> **Stated problem**:
Extract all lines from the data beneath that include the word "field".

Lines of data

┄┄┄┄┄┄

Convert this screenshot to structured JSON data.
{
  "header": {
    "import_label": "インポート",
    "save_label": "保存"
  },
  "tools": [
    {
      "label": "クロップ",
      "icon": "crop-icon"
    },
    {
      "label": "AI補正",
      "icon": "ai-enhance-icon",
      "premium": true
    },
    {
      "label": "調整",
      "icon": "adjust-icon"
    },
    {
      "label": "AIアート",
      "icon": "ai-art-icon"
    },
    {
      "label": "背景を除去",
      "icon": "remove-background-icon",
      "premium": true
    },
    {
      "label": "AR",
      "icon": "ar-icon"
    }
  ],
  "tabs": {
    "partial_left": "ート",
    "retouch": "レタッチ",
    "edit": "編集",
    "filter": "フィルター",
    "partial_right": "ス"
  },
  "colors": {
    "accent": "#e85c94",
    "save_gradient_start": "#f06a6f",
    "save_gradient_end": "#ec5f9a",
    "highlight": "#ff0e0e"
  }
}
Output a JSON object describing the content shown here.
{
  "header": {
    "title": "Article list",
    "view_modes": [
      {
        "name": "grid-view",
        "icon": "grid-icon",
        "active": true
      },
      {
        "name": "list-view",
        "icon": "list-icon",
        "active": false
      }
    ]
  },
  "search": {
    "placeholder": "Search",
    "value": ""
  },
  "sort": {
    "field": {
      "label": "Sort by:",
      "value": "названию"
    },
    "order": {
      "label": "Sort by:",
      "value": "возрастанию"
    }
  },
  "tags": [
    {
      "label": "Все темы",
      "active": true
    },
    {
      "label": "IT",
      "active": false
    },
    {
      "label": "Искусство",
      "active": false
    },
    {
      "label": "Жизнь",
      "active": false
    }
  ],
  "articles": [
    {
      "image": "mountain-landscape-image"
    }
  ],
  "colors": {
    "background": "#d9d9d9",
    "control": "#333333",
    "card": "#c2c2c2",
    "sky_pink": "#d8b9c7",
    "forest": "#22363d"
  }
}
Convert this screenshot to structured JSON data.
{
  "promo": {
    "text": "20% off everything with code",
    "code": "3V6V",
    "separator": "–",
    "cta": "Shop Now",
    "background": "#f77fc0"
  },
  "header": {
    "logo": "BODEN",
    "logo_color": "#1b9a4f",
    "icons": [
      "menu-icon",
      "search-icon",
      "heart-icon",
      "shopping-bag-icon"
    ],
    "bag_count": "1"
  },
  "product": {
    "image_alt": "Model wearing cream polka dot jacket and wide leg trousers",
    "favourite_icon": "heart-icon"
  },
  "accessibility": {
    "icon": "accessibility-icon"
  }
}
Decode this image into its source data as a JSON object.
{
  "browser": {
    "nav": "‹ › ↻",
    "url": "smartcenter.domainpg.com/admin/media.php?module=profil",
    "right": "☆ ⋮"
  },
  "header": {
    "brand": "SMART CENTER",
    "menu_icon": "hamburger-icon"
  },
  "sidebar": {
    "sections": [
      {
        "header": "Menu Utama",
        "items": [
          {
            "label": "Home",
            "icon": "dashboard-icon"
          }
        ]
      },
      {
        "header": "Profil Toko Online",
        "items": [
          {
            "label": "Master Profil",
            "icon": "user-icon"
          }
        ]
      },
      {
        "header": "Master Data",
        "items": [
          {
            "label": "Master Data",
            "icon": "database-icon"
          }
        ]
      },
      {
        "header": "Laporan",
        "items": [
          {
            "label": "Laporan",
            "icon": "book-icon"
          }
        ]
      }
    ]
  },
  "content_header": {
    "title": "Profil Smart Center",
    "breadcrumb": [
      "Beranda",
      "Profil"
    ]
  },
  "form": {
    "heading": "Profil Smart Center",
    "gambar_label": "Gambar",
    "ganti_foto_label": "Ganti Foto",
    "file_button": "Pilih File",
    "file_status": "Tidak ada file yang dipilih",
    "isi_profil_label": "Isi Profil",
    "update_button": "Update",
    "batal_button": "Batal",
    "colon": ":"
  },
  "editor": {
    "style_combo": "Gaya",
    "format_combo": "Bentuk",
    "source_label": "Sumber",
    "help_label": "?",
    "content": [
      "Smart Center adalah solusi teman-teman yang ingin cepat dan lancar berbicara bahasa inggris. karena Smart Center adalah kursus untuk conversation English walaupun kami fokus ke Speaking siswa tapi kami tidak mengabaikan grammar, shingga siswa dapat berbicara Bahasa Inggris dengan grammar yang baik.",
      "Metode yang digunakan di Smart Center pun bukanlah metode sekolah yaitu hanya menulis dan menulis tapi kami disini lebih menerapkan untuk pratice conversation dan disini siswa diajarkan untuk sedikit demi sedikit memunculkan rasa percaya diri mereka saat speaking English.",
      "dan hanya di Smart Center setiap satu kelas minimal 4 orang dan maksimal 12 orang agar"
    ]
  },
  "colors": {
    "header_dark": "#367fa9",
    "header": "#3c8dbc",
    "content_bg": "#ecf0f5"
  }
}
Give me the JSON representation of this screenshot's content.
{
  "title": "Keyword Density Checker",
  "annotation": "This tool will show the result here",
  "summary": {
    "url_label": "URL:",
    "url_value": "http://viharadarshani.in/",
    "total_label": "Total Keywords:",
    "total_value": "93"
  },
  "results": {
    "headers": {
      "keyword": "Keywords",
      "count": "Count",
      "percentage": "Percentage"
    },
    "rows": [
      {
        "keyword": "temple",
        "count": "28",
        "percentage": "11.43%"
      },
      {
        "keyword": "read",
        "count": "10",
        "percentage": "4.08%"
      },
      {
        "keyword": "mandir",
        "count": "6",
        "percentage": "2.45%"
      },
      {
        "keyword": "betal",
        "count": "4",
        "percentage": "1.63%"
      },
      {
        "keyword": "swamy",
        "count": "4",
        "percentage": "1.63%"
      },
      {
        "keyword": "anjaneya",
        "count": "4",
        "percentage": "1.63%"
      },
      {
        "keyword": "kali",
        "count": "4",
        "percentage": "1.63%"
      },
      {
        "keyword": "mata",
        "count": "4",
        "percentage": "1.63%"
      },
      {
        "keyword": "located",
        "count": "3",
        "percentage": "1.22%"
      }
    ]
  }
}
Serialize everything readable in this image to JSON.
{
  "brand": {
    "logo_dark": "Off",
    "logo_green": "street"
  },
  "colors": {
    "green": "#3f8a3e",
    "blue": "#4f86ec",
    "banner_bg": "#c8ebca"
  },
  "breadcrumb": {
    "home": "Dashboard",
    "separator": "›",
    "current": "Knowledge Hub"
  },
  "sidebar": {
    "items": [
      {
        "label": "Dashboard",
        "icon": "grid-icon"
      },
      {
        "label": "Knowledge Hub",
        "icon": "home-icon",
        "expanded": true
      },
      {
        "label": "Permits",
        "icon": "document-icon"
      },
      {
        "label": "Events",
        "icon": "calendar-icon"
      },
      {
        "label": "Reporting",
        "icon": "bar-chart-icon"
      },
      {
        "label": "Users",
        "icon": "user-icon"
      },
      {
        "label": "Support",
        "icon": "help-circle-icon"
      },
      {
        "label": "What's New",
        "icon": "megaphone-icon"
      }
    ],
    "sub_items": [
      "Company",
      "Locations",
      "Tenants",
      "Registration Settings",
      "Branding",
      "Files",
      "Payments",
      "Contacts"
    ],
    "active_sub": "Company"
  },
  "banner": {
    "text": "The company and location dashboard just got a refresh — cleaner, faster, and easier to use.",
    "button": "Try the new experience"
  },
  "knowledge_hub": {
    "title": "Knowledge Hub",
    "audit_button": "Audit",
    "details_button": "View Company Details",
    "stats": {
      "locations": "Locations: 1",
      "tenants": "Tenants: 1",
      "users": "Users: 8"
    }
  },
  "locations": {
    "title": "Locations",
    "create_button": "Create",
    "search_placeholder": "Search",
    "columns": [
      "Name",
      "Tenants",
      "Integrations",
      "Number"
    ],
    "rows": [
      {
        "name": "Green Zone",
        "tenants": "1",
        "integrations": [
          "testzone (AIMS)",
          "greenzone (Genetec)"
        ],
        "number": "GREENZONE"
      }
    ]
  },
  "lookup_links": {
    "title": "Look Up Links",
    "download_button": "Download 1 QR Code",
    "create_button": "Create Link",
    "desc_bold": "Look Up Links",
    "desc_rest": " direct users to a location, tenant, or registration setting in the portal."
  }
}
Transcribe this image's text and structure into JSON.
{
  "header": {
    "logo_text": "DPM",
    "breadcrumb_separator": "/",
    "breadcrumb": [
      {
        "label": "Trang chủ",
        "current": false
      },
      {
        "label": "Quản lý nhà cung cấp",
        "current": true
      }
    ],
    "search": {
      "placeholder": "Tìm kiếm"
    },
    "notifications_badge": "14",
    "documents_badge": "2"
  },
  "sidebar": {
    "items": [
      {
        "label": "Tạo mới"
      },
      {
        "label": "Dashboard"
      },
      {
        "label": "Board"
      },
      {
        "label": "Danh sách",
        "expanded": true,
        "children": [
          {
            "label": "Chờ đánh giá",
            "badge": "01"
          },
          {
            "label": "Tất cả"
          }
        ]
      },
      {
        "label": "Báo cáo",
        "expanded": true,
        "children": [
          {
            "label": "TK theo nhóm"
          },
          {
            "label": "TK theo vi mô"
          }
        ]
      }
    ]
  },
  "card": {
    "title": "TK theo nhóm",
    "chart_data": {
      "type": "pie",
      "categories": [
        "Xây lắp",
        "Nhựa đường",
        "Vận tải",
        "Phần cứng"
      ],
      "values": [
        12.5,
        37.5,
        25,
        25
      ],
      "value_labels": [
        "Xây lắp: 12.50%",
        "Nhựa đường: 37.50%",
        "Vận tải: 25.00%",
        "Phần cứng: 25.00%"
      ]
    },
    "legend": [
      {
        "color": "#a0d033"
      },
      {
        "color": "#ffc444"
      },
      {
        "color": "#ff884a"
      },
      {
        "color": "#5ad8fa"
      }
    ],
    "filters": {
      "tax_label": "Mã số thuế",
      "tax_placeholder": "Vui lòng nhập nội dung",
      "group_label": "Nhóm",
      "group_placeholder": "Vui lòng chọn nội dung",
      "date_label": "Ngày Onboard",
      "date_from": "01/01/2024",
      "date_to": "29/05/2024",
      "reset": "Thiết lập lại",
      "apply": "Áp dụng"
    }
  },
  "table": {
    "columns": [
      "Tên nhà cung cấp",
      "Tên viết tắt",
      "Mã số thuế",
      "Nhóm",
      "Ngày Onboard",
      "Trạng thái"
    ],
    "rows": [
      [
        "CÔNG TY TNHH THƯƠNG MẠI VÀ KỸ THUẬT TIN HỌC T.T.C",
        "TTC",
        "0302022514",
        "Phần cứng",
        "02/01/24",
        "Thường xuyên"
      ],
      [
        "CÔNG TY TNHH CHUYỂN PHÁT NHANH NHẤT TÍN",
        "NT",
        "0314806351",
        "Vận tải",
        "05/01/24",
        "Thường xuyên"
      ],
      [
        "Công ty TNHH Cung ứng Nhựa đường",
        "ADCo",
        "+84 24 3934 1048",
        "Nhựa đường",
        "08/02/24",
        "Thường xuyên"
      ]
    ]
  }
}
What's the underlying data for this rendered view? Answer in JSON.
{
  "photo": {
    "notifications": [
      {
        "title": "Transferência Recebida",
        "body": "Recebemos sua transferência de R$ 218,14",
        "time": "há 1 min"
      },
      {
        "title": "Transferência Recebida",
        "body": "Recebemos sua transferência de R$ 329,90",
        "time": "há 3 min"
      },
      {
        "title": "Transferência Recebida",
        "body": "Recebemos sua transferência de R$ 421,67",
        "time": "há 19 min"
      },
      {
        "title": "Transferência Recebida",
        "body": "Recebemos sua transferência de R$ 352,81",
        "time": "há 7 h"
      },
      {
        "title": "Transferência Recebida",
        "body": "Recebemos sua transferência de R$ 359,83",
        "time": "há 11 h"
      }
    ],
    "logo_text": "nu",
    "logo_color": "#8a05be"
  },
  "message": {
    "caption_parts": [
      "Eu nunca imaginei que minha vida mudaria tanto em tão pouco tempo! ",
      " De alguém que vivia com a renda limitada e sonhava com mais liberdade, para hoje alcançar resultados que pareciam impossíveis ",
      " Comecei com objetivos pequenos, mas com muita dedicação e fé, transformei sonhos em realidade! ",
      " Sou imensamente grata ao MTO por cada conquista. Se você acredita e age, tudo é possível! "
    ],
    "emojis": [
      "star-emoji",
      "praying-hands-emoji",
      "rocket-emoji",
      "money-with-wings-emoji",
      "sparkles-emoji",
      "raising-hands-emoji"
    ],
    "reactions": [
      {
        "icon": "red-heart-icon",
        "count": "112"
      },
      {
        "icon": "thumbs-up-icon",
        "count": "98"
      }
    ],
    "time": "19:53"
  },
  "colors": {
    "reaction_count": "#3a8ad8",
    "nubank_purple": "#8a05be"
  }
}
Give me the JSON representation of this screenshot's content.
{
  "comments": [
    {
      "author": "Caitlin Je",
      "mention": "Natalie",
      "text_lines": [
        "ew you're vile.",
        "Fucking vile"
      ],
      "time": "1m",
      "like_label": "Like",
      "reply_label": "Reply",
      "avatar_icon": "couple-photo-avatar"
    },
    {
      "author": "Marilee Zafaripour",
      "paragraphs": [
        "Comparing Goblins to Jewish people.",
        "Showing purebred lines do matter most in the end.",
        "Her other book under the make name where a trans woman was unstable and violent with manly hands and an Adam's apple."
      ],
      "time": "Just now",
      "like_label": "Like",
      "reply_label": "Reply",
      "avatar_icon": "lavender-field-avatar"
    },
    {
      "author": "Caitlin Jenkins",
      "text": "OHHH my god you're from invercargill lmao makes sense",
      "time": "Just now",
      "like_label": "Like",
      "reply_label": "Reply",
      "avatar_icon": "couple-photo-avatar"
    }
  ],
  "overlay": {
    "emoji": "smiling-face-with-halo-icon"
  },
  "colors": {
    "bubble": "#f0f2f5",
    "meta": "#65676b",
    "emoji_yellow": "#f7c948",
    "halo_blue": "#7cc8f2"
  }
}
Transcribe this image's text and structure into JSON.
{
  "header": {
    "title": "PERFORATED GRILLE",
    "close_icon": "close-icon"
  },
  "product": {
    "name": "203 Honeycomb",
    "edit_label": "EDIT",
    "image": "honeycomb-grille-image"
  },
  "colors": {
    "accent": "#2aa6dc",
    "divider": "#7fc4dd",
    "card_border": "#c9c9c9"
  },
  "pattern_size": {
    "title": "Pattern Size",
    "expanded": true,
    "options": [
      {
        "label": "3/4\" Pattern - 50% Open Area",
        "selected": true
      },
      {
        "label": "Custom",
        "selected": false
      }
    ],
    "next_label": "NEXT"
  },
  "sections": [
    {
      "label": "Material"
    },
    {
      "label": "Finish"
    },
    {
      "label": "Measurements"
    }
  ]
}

┄┄┄┄┄┄

> **The reply**:
    "field": {
      "avatar_icon": "lavender-field-avatar"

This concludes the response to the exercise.